## BEGIN
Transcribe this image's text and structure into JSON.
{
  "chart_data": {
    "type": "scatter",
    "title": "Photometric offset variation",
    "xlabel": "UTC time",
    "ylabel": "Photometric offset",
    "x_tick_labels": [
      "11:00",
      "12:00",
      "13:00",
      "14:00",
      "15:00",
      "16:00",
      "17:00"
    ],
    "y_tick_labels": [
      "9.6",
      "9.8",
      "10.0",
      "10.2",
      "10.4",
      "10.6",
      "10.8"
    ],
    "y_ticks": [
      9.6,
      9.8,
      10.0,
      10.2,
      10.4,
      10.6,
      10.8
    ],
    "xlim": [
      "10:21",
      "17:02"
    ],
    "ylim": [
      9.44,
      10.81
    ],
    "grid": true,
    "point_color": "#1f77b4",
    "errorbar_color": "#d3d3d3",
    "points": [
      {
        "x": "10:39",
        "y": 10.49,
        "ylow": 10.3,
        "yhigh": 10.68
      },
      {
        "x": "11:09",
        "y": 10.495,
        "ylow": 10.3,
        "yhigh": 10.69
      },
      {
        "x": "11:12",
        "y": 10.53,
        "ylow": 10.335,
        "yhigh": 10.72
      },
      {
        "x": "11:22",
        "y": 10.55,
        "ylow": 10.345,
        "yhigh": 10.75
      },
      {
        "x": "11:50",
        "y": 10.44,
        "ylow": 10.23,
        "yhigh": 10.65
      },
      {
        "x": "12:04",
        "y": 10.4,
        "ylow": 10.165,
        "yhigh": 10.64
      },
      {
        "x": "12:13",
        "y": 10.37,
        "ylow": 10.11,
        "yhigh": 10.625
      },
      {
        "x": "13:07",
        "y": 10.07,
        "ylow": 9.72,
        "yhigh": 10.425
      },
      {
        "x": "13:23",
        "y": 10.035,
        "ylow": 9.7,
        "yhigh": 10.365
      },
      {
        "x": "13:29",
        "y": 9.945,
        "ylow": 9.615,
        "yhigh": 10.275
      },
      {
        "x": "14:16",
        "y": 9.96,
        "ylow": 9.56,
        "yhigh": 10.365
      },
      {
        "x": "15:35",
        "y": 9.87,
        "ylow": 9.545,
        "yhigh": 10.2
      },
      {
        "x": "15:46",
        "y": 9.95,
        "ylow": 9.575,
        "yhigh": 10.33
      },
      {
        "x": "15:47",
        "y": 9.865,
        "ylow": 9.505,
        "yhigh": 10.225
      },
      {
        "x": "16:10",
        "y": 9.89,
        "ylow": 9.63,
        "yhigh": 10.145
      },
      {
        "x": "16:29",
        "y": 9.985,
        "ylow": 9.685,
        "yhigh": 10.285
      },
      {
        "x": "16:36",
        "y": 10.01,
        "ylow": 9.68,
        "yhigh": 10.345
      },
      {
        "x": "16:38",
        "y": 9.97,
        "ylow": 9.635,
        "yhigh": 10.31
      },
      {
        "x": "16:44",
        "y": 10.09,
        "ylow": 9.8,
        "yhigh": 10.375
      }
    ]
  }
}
## END
Request:
Where a line of the entries contains the word "offset", copy that line.

Answer below:
    "title": "Photometric offset variation",
    "ylabel": "Photometric offset",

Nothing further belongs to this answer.